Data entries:
******************************
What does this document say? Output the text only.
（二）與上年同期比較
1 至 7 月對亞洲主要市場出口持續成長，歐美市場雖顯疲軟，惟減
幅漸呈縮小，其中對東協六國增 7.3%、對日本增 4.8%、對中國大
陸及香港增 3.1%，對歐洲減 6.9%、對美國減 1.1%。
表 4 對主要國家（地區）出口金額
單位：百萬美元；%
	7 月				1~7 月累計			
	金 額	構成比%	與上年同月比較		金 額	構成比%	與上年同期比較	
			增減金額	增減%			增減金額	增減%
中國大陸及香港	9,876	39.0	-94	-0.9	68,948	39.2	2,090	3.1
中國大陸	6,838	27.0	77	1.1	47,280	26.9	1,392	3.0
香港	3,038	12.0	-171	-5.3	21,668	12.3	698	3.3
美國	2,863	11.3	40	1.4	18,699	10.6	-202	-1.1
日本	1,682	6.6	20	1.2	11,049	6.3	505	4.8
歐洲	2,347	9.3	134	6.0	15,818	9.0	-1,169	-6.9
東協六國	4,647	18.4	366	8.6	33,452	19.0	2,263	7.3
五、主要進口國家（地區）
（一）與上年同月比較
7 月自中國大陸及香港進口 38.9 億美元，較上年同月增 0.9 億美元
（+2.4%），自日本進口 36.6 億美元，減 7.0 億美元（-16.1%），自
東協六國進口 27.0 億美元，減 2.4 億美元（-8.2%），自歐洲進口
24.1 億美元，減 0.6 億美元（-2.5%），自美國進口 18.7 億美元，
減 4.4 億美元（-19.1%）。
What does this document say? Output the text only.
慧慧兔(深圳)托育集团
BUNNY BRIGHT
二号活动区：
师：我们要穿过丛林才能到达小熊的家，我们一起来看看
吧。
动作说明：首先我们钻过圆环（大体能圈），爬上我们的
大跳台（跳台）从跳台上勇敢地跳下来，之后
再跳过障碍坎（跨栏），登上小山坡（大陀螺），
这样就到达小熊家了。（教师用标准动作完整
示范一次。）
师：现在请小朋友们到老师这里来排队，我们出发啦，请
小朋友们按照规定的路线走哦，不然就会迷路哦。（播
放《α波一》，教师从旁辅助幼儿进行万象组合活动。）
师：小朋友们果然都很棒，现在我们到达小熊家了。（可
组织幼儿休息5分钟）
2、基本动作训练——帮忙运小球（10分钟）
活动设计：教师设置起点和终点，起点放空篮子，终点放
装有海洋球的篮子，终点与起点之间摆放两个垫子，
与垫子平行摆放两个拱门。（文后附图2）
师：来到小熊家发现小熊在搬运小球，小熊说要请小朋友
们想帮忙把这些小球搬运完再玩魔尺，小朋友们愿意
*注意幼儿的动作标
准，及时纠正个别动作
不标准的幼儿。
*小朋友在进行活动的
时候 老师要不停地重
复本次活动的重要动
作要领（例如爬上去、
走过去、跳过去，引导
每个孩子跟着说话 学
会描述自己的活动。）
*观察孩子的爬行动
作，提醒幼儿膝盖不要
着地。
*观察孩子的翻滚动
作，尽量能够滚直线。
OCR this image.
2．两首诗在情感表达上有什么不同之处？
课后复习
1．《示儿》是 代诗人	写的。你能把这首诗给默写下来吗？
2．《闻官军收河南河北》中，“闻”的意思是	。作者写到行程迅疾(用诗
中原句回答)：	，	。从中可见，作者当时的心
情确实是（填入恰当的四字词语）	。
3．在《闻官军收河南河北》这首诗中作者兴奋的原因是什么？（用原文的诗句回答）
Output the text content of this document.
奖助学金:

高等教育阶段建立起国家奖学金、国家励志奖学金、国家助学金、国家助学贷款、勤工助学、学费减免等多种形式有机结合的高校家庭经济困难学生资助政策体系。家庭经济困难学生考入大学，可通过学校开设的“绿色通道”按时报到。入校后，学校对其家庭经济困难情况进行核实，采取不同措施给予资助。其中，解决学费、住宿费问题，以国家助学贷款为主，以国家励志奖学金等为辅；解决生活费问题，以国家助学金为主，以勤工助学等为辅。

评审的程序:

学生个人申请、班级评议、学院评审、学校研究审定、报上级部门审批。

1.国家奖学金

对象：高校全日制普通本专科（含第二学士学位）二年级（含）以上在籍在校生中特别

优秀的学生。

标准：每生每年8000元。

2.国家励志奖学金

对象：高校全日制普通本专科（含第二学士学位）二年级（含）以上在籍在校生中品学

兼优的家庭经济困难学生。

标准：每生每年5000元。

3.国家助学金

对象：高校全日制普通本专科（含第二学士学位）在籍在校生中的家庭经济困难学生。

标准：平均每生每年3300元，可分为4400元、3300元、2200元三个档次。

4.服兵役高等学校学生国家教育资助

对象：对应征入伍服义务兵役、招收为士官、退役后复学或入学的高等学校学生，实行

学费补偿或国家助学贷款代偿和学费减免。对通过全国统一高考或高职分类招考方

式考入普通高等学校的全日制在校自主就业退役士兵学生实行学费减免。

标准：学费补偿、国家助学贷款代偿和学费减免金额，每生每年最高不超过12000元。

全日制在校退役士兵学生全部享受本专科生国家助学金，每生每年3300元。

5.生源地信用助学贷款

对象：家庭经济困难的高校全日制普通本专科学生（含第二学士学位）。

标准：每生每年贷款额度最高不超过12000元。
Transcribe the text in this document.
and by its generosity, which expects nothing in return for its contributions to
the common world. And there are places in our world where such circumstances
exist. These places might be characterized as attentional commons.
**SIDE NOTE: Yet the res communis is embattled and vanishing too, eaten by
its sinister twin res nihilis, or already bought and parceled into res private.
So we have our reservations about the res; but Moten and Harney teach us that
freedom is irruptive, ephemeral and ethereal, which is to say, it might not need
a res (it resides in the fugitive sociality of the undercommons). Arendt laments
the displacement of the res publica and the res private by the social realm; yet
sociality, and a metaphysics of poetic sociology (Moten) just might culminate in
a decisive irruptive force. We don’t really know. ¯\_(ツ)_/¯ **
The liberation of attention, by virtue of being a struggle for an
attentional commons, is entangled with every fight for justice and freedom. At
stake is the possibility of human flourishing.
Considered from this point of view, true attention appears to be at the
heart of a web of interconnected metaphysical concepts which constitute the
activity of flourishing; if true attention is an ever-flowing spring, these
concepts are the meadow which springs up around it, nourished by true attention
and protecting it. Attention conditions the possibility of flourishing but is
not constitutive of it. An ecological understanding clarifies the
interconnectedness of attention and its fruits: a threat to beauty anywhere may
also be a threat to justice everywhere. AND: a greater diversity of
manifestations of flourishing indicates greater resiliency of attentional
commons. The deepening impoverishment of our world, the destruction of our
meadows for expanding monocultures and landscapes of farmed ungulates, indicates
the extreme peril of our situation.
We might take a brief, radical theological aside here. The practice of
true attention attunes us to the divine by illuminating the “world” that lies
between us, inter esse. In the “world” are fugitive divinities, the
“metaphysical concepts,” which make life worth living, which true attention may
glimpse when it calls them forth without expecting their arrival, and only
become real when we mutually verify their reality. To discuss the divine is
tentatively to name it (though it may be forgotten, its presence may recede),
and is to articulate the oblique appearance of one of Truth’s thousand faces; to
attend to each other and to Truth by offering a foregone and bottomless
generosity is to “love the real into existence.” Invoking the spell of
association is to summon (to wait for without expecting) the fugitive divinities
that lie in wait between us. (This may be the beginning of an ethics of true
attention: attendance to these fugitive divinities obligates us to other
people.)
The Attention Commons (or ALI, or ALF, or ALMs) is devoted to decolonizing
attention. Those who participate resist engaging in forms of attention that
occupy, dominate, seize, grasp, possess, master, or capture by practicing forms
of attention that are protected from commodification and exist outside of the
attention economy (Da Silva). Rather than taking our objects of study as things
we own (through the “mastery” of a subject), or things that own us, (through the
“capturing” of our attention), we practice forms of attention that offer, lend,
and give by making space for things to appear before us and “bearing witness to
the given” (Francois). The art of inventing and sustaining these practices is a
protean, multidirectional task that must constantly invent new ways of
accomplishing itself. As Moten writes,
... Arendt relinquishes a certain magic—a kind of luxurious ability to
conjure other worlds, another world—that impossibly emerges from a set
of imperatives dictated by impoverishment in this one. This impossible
******************************
**Written exercise:**
Look over the records above and copy each line that includes the string "text".

**Expected answer:**
What does this document say? Output the text only.
What does this document say? Output the text only.
Output the text content of this document.
Transcribe the text in this document.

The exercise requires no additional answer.